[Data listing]

★ ★ ★ ★ ★ ★ ★

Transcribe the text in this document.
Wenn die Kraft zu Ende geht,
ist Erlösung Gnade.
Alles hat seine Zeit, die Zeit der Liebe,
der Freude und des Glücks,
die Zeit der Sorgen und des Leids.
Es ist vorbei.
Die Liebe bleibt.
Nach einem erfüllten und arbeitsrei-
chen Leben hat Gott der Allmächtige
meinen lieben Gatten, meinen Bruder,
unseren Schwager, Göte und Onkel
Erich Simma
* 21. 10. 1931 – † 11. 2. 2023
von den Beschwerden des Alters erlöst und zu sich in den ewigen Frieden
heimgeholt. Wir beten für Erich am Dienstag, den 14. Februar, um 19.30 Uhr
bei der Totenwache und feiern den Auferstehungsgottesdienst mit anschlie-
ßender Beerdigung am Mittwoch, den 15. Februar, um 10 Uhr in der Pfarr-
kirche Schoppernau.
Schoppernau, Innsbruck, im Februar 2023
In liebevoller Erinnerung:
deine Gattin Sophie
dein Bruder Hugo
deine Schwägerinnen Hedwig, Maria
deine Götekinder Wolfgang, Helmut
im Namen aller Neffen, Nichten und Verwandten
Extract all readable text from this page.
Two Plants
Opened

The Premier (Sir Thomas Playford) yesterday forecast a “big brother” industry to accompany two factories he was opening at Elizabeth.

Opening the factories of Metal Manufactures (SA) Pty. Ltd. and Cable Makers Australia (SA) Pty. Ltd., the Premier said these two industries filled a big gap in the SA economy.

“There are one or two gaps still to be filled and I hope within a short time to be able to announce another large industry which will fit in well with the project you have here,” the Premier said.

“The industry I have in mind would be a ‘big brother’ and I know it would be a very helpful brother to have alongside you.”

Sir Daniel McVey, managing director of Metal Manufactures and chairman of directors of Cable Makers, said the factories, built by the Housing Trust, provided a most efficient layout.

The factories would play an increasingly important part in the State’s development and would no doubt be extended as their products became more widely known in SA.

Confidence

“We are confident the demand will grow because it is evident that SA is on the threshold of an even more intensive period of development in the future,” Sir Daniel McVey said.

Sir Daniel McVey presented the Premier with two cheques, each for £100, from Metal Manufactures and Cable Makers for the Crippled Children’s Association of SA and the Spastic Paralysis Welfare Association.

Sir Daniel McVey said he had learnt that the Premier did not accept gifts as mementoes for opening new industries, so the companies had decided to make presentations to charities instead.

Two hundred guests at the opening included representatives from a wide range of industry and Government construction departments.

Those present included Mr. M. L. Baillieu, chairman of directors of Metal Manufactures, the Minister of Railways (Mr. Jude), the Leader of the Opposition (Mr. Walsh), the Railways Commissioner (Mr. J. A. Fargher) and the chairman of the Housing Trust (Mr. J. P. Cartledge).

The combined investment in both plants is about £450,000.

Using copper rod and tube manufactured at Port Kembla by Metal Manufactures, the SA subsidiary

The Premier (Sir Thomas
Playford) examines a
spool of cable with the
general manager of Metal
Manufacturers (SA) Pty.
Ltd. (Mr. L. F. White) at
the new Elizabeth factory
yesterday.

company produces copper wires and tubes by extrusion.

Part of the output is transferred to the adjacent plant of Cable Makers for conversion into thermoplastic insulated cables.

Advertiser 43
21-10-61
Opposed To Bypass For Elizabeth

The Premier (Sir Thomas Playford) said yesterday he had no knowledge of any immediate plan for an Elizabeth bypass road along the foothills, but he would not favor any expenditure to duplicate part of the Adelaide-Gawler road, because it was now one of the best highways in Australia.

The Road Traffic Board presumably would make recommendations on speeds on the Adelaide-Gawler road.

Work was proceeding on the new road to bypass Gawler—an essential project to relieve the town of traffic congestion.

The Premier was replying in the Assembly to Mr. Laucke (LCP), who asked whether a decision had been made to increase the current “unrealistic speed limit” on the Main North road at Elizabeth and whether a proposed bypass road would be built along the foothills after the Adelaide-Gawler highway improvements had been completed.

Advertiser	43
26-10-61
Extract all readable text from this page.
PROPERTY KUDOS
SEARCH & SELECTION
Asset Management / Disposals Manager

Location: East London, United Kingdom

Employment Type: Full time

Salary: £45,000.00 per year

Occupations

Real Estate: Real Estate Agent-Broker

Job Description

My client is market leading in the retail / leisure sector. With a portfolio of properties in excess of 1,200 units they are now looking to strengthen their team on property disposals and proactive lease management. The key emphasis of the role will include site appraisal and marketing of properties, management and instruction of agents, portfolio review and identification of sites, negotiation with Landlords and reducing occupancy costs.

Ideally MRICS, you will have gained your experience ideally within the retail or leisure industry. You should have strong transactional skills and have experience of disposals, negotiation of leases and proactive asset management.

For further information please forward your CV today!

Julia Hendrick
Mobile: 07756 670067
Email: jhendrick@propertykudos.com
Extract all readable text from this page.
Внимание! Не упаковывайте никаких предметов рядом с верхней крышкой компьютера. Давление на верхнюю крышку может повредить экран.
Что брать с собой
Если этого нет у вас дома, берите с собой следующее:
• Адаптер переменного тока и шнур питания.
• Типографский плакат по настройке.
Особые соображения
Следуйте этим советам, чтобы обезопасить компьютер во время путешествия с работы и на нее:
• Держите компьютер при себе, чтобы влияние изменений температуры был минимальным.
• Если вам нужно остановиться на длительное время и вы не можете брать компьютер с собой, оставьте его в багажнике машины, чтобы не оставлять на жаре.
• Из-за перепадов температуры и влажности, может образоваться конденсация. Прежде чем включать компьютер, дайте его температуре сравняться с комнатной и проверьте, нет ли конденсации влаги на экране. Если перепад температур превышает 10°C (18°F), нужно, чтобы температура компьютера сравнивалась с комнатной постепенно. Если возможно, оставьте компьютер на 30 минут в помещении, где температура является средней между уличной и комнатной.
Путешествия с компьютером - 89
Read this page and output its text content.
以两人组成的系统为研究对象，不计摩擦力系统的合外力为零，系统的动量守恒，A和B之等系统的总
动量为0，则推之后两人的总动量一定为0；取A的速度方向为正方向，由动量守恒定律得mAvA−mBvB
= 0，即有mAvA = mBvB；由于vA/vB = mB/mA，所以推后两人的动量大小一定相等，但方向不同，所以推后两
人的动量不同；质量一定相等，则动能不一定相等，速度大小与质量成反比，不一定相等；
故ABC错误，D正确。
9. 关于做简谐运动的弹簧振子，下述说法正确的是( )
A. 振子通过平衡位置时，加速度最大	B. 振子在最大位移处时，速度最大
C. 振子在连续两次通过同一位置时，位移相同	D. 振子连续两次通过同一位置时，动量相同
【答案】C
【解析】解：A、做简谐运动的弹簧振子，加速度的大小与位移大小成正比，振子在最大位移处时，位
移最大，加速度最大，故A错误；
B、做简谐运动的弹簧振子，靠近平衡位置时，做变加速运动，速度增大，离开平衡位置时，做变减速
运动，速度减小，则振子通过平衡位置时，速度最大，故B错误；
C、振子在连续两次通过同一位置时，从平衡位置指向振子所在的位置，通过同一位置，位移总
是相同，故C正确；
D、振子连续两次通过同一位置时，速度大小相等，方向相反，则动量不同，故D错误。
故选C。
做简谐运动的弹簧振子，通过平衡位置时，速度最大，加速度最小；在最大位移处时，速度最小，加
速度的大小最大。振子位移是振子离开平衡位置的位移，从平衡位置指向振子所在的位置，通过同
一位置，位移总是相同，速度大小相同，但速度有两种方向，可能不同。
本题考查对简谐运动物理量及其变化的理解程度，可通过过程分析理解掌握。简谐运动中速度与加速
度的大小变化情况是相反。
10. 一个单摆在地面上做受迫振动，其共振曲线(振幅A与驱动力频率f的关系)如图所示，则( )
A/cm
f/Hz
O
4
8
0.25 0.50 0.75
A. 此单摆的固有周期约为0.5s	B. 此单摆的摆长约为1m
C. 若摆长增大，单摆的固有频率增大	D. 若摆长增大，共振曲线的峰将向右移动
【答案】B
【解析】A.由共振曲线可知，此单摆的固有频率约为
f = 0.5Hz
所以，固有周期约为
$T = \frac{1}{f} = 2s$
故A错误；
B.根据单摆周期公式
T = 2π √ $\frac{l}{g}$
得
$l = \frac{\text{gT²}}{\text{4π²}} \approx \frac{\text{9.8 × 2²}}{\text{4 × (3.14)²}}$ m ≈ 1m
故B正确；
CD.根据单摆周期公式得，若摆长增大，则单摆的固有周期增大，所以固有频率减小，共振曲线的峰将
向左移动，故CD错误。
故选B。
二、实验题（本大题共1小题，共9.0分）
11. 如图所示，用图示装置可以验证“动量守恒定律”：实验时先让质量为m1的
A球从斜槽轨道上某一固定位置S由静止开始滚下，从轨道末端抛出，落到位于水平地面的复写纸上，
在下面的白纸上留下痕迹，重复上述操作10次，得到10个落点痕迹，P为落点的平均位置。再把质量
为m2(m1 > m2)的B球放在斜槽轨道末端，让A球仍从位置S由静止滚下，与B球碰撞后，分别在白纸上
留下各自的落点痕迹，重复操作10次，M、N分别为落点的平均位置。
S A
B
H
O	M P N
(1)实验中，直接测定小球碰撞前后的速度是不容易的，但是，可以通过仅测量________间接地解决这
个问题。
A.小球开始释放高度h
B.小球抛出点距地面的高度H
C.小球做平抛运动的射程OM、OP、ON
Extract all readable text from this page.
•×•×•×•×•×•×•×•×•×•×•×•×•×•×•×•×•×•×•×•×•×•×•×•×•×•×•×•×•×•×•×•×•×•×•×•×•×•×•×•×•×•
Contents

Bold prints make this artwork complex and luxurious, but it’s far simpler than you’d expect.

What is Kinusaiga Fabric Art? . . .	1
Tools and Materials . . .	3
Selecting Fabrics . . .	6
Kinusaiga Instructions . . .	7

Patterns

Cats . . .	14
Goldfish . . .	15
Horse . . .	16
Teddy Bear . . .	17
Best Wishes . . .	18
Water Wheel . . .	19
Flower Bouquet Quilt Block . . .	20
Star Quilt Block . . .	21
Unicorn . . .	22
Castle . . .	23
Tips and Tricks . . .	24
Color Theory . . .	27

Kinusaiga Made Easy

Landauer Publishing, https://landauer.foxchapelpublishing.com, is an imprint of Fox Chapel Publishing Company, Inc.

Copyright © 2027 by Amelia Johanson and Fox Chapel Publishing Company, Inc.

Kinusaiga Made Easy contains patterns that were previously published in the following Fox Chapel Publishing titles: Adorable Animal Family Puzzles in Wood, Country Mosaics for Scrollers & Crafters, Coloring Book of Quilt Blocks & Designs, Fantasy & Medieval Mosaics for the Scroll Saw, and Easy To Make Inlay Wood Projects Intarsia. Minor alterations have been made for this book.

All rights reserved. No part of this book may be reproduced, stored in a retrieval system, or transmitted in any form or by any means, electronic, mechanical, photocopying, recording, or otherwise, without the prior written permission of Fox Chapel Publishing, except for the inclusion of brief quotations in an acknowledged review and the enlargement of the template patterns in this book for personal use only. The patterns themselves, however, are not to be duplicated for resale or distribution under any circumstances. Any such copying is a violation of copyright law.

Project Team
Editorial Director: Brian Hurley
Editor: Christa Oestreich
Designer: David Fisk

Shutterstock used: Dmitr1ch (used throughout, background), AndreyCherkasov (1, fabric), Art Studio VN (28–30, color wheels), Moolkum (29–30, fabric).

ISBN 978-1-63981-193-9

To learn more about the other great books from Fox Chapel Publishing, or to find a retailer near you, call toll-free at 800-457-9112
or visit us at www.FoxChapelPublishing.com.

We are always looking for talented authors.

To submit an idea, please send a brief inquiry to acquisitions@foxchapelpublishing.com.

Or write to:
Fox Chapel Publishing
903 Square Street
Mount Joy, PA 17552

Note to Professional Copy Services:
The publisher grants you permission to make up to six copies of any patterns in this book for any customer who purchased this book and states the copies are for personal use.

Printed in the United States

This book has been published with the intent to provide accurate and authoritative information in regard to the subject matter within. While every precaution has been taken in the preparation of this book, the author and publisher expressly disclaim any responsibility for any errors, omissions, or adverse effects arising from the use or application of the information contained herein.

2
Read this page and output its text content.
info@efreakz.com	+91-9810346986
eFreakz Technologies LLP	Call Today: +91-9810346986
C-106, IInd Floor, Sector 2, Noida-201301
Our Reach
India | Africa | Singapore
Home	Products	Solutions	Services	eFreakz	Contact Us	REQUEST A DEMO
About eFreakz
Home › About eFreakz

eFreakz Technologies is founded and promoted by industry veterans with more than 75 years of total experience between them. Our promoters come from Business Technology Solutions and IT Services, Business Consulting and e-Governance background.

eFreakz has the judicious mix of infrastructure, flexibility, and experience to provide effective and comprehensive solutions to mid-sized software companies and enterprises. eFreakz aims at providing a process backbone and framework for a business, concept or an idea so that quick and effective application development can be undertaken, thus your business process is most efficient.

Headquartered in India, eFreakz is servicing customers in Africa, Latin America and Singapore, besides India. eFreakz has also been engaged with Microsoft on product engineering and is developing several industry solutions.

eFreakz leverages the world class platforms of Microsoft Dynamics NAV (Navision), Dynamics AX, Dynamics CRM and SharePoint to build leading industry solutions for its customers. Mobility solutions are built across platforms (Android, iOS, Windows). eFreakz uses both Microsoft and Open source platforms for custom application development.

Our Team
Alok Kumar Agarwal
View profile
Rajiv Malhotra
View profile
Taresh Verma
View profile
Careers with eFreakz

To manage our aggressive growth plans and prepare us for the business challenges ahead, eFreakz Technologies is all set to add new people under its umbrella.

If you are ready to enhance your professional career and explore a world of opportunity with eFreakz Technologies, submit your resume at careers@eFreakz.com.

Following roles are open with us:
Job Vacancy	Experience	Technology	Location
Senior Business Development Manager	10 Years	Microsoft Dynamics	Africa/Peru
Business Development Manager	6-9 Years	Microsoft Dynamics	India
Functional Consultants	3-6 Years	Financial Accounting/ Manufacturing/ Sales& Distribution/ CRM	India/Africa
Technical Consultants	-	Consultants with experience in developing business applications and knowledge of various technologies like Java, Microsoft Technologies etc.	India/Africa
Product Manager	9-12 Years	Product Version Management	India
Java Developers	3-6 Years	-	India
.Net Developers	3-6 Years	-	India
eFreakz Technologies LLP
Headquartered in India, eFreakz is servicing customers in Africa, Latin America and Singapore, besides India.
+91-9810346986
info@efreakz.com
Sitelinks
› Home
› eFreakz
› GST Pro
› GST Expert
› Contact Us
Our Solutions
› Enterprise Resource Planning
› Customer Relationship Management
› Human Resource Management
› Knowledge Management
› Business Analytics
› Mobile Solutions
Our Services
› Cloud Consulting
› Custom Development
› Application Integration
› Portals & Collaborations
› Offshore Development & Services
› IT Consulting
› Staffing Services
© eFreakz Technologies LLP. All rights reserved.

★ ★ ★ ★ ★ ★ ★

> [Instructions for the task]: Pick every line with "personal" in it and copy it.

> [The output]:
All rights reserved. No part of this book may be reproduced, stored in a retrieval system, or transmitted in any form or by any means, electronic, mechanical, photocopying, recording, or otherwise, without the prior written permission of Fox Chapel Publishing, except for the inclusion of brief quotations in an acknowledged review and the enlargement of the template patterns in this book for personal use only. The patterns themselves, however, are not to be duplicated for resale or distribution under any circumstances. Any such copying is a violation of copyright law.
The publisher grants you permission to make up to six copies of any patterns in this book for any customer who purchased this book and states the copies are for personal use.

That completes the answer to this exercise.